• [What is asked]: Reproduce the records. Keep every word exact and include no images.
-------- Material supplied
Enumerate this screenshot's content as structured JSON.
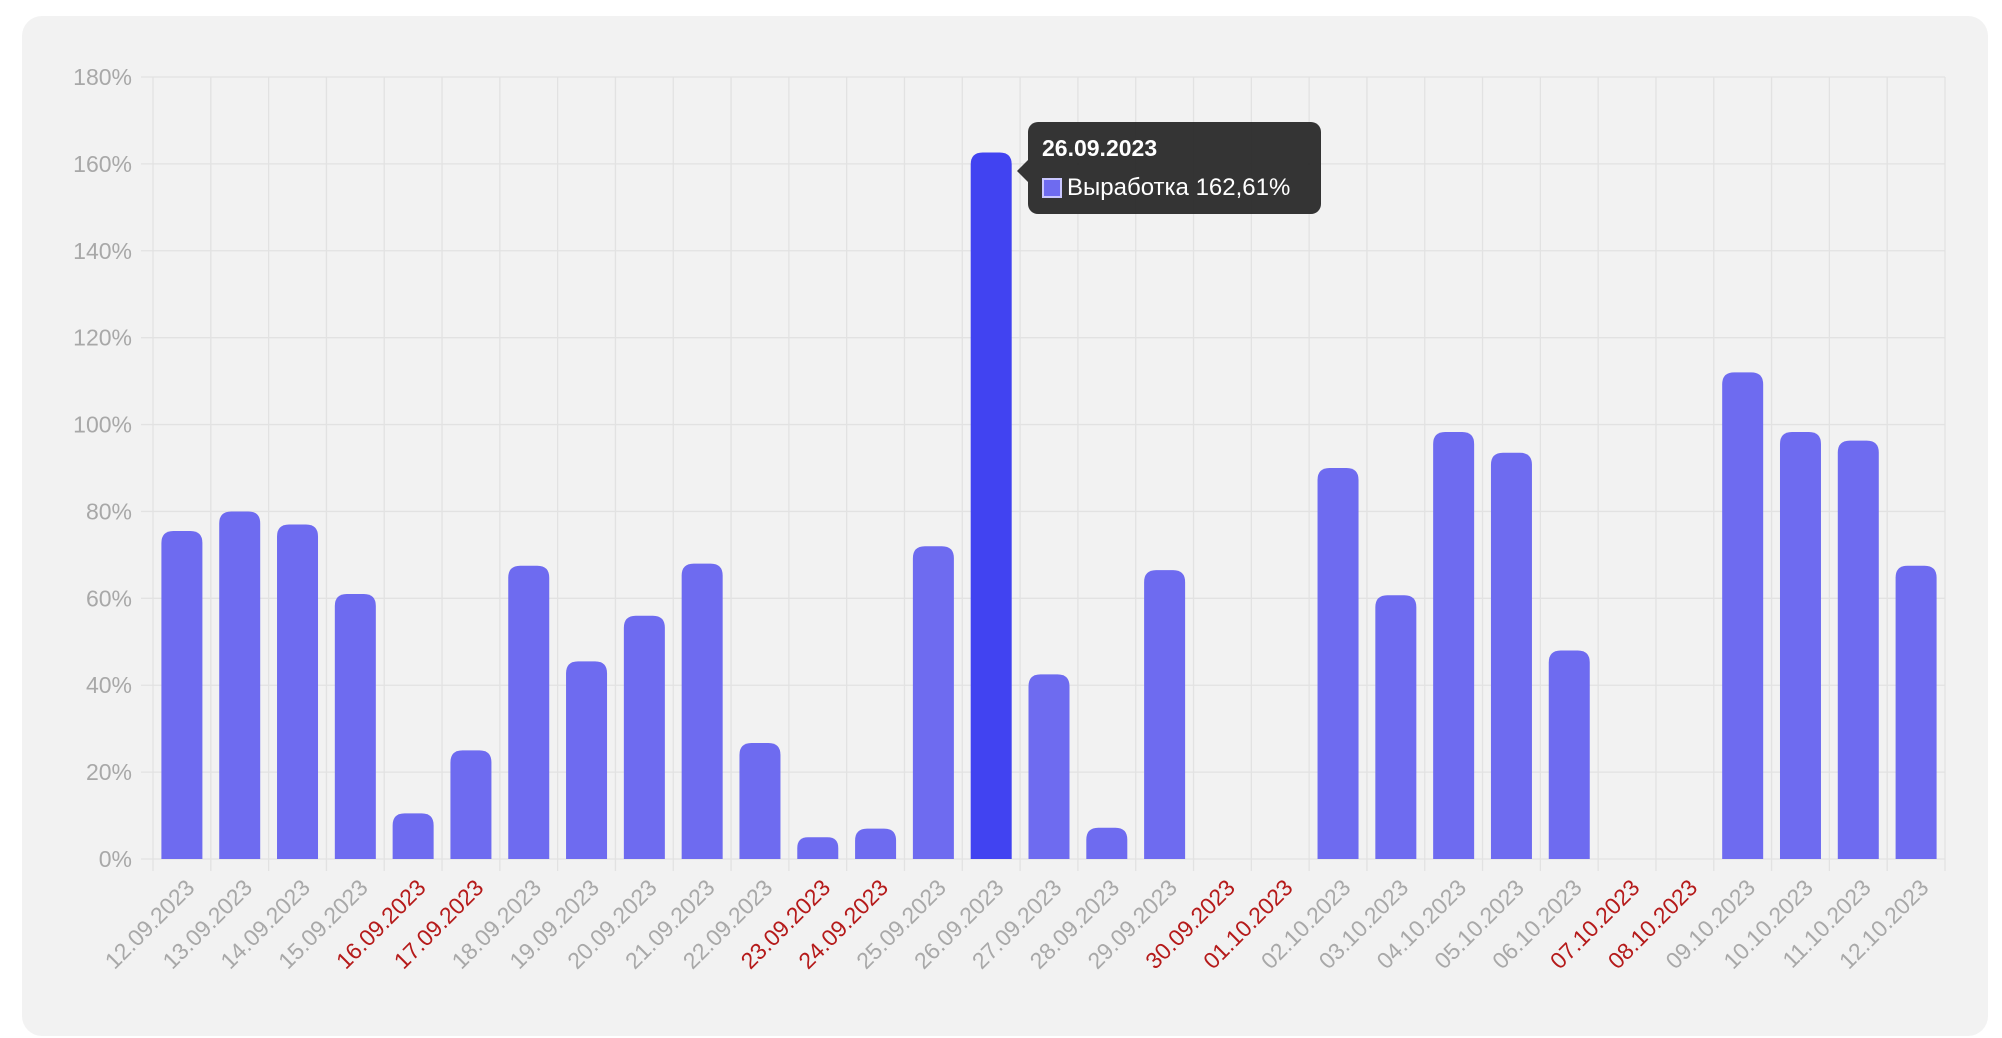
{
  "colors": {
    "bar": "#6e6bf0",
    "bar_active": "#4143f1",
    "axis_text": "#a8a8a8",
    "weekend_text": "#b51a1a",
    "grid": "#e2e2e2"
  },
  "tooltip": {
    "date": "26.09.2023",
    "series_name": "Выработка",
    "value_text": "162,61%"
  },
  "chart_data": {
    "type": "bar",
    "xlabel": "",
    "ylabel": "",
    "y_ticks": [
      "0%",
      "20%",
      "40%",
      "60%",
      "80%",
      "100%",
      "120%",
      "140%",
      "160%",
      "180%"
    ],
    "ylim": [
      0,
      180
    ],
    "grid": true,
    "active_index": 14,
    "categories": [
      "12.09.2023",
      "13.09.2023",
      "14.09.2023",
      "15.09.2023",
      "16.09.2023",
      "17.09.2023",
      "18.09.2023",
      "19.09.2023",
      "20.09.2023",
      "21.09.2023",
      "22.09.2023",
      "23.09.2023",
      "24.09.2023",
      "25.09.2023",
      "26.09.2023",
      "27.09.2023",
      "28.09.2023",
      "29.09.2023",
      "30.09.2023",
      "01.10.2023",
      "02.10.2023",
      "03.10.2023",
      "04.10.2023",
      "05.10.2023",
      "06.10.2023",
      "07.10.2023",
      "08.10.2023",
      "09.10.2023",
      "10.10.2023",
      "11.10.2023",
      "12.10.2023"
    ],
    "weekend_categories": [
      "16.09.2023",
      "17.09.2023",
      "23.09.2023",
      "24.09.2023",
      "30.09.2023",
      "01.10.2023",
      "07.10.2023",
      "08.10.2023"
    ],
    "series": [
      {
        "name": "Выработка",
        "values": [
          75.5,
          80.0,
          77.0,
          61.0,
          10.5,
          25.0,
          67.5,
          45.5,
          56.0,
          68.0,
          26.7,
          5.0,
          7.0,
          72.0,
          162.61,
          42.5,
          7.2,
          66.5,
          0,
          0,
          90.0,
          60.7,
          98.3,
          93.5,
          48.0,
          0,
          0,
          112.0,
          98.3,
          96.3,
          67.5
        ]
      }
    ]
  }
}
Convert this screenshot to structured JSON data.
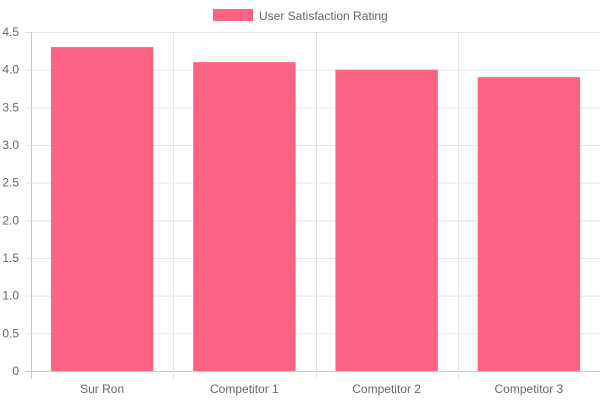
{
  "chart_data": {
    "type": "bar",
    "categories": [
      "Sur Ron",
      "Competitor 1",
      "Competitor 2",
      "Competitor 3"
    ],
    "series": [
      {
        "name": "User Satisfaction Rating",
        "values": [
          4.3,
          4.1,
          4.0,
          3.9
        ]
      }
    ],
    "ylim": [
      0,
      4.5
    ],
    "yticks": [
      "0",
      "0.5",
      "1.0",
      "1.5",
      "2.0",
      "2.5",
      "3.0",
      "3.5",
      "4.0",
      "4.5"
    ],
    "ytick_values": [
      0,
      0.5,
      1.0,
      1.5,
      2.0,
      2.5,
      3.0,
      3.5,
      4.0,
      4.5
    ],
    "grid": true,
    "legend_position": "top",
    "colors": {
      "bar_fill": "#ff6384",
      "grid": "#e5e5e5",
      "axis": "#c8c8c8",
      "text": "#666666"
    }
  }
}
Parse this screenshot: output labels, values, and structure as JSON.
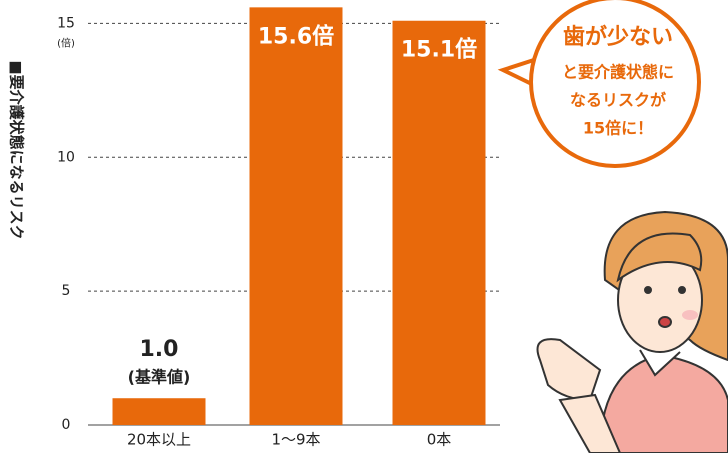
{
  "chart_data": {
    "type": "bar",
    "y_axis_label": "■要介護状態になるリスク",
    "y_unit": "(倍)",
    "categories": [
      "20本以上",
      "1〜9本",
      "0本"
    ],
    "values": [
      1.0,
      15.6,
      15.1
    ],
    "value_labels": [
      "1.0",
      "15.6倍",
      "15.1倍"
    ],
    "baseline_note": "(基準値)",
    "color": "#e8690b",
    "ylim": [
      0,
      15.8
    ],
    "yticks": [
      0,
      5,
      10,
      15
    ],
    "grid": true,
    "callout": [
      "歯が少ない",
      "と要介護状態に",
      "なるリスクが",
      "15倍に！"
    ]
  }
}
----------------
• [Task answer]:
Enumerate this screenshot's content as structured JSON.
{
  "colors": {
    "bar": "#6e6bf0",
    "bar_active": "#4143f1",
    "axis_text": "#a8a8a8",
    "weekend_text": "#b51a1a",
    "grid": "#e2e2e2"
  },
  "tooltip": {
    "date": "26.09.2023",
    "series_name": "Выработка",
    "value_text": "162,61%"
  },
  "chart_data": {
    "type": "bar",
    "xlabel": "",
    "ylabel": "",
    "y_ticks": [
      "0%",
      "20%",
      "40%",
      "60%",
      "80%",
      "100%",
      "120%",
      "140%",
      "160%",
      "180%"
    ],
    "ylim": [
      0,
      180
    ],
    "grid": true,
    "active_index": 14,
    "categories": [
      "12.09.2023",
      "13.09.2023",
      "14.09.2023",
      "15.09.2023",
      "16.09.2023",
      "17.09.2023",
      "18.09.2023",
      "19.09.2023",
      "20.09.2023",
      "21.09.2023",
      "22.09.2023",
      "23.09.2023",
      "24.09.2023",
      "25.09.2023",
      "26.09.2023",
      "27.09.2023",
      "28.09.2023",
      "29.09.2023",
      "30.09.2023",
      "01.10.2023",
      "02.10.2023",
      "03.10.2023",
      "04.10.2023",
      "05.10.2023",
      "06.10.2023",
      "07.10.2023",
      "08.10.2023",
      "09.10.2023",
      "10.10.2023",
      "11.10.2023",
      "12.10.2023"
    ],
    "weekend_categories": [
      "16.09.2023",
      "17.09.2023",
      "23.09.2023",
      "24.09.2023",
      "30.09.2023",
      "01.10.2023",
      "07.10.2023",
      "08.10.2023"
    ],
    "series": [
      {
        "name": "Выработка",
        "values": [
          75.5,
          80.0,
          77.0,
          61.0,
          10.5,
          25.0,
          67.5,
          45.5,
          56.0,
          68.0,
          26.7,
          5.0,
          7.0,
          72.0,
          162.61,
          42.5,
          7.2,
          66.5,
          0,
          0,
          90.0,
          60.7,
          98.3,
          93.5,
          48.0,
          0,
          0,
          112.0,
          98.3,
          96.3,
          67.5
        ]
      }
    ]
  }
}
Convert this screenshot to structured JSON data.
{
  "chart_data": {
    "type": "bar",
    "categories": [
      "Sur Ron",
      "Competitor 1",
      "Competitor 2",
      "Competitor 3"
    ],
    "series": [
      {
        "name": "User Satisfaction Rating",
        "values": [
          4.3,
          4.1,
          4.0,
          3.9
        ]
      }
    ],
    "ylim": [
      0,
      4.5
    ],
    "yticks": [
      "0",
      "0.5",
      "1.0",
      "1.5",
      "2.0",
      "2.5",
      "3.0",
      "3.5",
      "4.0",
      "4.5"
    ],
    "ytick_values": [
      0,
      0.5,
      1.0,
      1.5,
      2.0,
      2.5,
      3.0,
      3.5,
      4.0,
      4.5
    ],
    "grid": true,
    "legend_position": "top",
    "colors": {
      "bar_fill": "#ff6384",
      "grid": "#e5e5e5",
      "axis": "#c8c8c8",
      "text": "#666666"
    }
  }
}
Parse this screenshot: output labels, values, and structure as JSON.
{
  "chart_data": {
    "type": "bar",
    "y_axis_label": "■要介護状態になるリスク",
    "y_unit": "(倍)",
    "categories": [
      "20本以上",
      "1〜9本",
      "0本"
    ],
    "values": [
      1.0,
      15.6,
      15.1
    ],
    "value_labels": [
      "1.0",
      "15.6倍",
      "15.1倍"
    ],
    "baseline_note": "(基準値)",
    "color": "#e8690b",
    "ylim": [
      0,
      15.8
    ],
    "yticks": [
      0,
      5,
      10,
      15
    ],
    "grid": true,
    "callout": [
      "歯が少ない",
      "と要介護状態に",
      "なるリスクが",
      "15倍に！"
    ]
  }
}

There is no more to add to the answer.